→ **WHAT IS REQUIRED**: Reproduce each record exactly.

BEGIN RECORDS TO PROCESS

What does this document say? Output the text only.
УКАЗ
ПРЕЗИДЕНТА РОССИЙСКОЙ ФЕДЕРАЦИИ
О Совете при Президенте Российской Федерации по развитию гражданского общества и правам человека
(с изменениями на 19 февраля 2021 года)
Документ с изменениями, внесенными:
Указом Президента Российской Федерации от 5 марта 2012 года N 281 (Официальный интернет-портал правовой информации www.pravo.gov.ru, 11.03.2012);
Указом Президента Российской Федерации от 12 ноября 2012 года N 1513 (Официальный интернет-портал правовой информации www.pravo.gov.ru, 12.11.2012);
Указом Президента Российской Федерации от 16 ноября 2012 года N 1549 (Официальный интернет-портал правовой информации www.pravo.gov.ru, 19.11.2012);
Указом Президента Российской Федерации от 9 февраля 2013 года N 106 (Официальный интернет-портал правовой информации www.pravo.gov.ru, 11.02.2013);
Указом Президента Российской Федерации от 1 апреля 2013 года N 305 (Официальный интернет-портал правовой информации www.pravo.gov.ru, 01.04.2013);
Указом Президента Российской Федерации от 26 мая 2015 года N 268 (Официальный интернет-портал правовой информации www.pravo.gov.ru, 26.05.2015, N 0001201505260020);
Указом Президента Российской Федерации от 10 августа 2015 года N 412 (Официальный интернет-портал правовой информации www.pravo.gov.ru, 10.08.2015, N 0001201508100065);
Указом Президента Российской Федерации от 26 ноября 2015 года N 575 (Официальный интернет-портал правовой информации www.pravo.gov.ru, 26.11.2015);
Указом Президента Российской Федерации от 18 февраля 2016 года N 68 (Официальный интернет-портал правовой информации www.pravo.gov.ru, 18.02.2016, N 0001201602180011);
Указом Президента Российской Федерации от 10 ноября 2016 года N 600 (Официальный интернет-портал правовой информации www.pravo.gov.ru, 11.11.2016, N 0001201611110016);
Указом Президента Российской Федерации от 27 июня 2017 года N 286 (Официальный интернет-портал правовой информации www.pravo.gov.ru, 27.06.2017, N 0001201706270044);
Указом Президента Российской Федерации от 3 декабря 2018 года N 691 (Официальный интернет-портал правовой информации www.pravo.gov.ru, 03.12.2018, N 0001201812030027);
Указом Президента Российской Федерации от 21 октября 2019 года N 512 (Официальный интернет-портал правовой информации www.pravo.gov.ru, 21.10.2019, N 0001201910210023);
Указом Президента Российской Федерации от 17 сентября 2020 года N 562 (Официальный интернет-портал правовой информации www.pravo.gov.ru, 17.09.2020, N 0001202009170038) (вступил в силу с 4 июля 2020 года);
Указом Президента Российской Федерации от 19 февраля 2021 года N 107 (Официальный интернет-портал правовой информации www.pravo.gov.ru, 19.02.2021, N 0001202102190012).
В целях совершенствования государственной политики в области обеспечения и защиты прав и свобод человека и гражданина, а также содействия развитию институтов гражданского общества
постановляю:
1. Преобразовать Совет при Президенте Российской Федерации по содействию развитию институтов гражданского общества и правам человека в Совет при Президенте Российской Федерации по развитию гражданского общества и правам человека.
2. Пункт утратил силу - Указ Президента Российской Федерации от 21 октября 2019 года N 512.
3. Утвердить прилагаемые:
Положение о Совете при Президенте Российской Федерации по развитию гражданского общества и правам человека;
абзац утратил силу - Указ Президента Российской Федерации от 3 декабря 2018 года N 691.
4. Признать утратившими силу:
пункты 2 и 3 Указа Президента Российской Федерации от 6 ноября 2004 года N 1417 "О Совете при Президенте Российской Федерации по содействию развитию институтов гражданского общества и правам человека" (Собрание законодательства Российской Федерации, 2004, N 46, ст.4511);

END RECORDS TO PROCESS

→ **REPLY**:
What does this document say? Output the text only.
УКАЗ
ПРЕЗИДЕНТА РОССИЙСКОЙ ФЕДЕРАЦИИ
О Совете при Президенте Российской Федерации по развитию гражданского общества и правам человека
(с изменениями на 19 февраля 2021 года)
Документ с изменениями, внесенными:
Указом Президента Российской Федерации от 5 марта 2012 года N 281 (Официальный интернет-портал правовой информации www.pravo.gov.ru, 11.03.2012);
Указом Президента Российской Федерации от 12 ноября 2012 года N 1513 (Официальный интернет-портал правовой информации www.pravo.gov.ru, 12.11.2012);
Указом Президента Российской Федерации от 16 ноября 2012 года N 1549 (Официальный интернет-портал правовой информации www.pravo.gov.ru, 19.11.2012);
Указом Президента Российской Федерации от 9 февраля 2013 года N 106 (Официальный интернет-портал правовой информации www.pravo.gov.ru, 11.02.2013);
Указом Президента Российской Федерации от 1 апреля 2013 года N 305 (Официальный интернет-портал правовой информации www.pravo.gov.ru, 01.04.2013);
Указом Президента Российской Федерации от 26 мая 2015 года N 268 (Официальный интернет-портал правовой информации www.pravo.gov.ru, 26.05.2015, N 0001201505260020);
Указом Президента Российской Федерации от 10 августа 2015 года N 412 (Официальный интернет-портал правовой информации www.pravo.gov.ru, 10.08.2015, N 0001201508100065);
Указом Президента Российской Федерации от 26 ноября 2015 года N 575 (Официальный интернет-портал правовой информации www.pravo.gov.ru, 26.11.2015);
Указом Президента Российской Федерации от 18 февраля 2016 года N 68 (Официальный интернет-портал правовой информации www.pravo.gov.ru, 18.02.2016, N 0001201602180011);
Указом Президента Российской Федерации от 10 ноября 2016 года N 600 (Официальный интернет-портал правовой информации www.pravo.gov.ru, 11.11.2016, N 0001201611110016);
Указом Президента Российской Федерации от 27 июня 2017 года N 286 (Официальный интернет-портал правовой информации www.pravo.gov.ru, 27.06.2017, N 0001201706270044);
Указом Президента Российской Федерации от 3 декабря 2018 года N 691 (Официальный интернет-портал правовой информации www.pravo.gov.ru, 03.12.2018, N 0001201812030027);
Указом Президента Российской Федерации от 21 октября 2019 года N 512 (Официальный интернет-портал правовой информации www.pravo.gov.ru, 21.10.2019, N 0001201910210023);
Указом Президента Российской Федерации от 17 сентября 2020 года N 562 (Официальный интернет-портал правовой информации www.pravo.gov.ru, 17.09.2020, N 0001202009170038) (вступил в силу с 4 июля 2020 года);
Указом Президента Российской Федерации от 19 февраля 2021 года N 107 (Официальный интернет-портал правовой информации www.pravo.gov.ru, 19.02.2021, N 0001202102190012).
В целях совершенствования государственной политики в области обеспечения и защиты прав и свобод человека и гражданина, а также содействия развитию институтов гражданского общества
постановляю:
1. Преобразовать Совет при Президенте Российской Федерации по содействию развитию институтов гражданского общества и правам человека в Совет при Президенте Российской Федерации по развитию гражданского общества и правам человека.
2. Пункт утратил силу - Указ Президента Российской Федерации от 21 октября 2019 года N 512.
3. Утвердить прилагаемые:
Положение о Совете при Президенте Российской Федерации по развитию гражданского общества и правам человека;
абзац утратил силу - Указ Президента Российской Федерации от 3 декабря 2018 года N 691.
4. Признать утратившими силу:
пункты 2 и 3 Указа Президента Российской Федерации от 6 ноября 2004 года N 1417 "О Совете при Президенте Российской Федерации по содействию развитию институтов гражданского общества и правам человека" (Собрание законодательства Российской Федерации, 2004, N 46, ст.4511);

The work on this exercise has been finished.